→ Problem requirements
Which lines in the records below contain the word "Wear"? Copy each of them.

---*---

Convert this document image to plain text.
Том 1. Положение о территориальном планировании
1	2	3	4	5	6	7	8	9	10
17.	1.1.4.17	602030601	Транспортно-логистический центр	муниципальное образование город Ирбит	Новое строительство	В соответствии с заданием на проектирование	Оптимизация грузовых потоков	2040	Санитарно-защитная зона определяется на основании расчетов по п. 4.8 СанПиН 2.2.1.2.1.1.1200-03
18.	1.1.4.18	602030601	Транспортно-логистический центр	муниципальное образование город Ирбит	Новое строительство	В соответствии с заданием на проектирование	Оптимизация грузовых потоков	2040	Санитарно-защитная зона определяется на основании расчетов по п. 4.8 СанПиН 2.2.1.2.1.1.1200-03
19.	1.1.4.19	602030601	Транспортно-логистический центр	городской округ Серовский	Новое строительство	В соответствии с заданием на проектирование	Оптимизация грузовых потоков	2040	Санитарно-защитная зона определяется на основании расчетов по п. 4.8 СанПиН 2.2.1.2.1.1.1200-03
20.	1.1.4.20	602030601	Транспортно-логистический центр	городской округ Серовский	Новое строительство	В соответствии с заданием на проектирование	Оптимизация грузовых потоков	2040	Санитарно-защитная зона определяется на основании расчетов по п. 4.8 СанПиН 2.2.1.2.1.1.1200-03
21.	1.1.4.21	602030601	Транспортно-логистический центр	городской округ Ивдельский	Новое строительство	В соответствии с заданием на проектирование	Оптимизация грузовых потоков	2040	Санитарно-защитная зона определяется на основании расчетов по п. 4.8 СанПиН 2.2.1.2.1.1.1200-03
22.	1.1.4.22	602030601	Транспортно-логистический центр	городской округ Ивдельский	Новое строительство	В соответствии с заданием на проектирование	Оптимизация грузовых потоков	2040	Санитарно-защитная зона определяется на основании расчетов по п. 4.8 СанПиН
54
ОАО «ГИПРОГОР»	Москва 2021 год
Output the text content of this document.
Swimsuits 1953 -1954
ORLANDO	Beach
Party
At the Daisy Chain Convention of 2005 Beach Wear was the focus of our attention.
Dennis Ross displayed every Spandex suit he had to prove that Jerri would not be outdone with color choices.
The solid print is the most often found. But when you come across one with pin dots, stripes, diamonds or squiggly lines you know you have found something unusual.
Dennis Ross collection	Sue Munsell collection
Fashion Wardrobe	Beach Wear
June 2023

---*---

→ Response for this exercise
At the Daisy Chain Convention of 2005 Beach Wear was the focus of our attention.
Fashion Wardrobe	Beach Wear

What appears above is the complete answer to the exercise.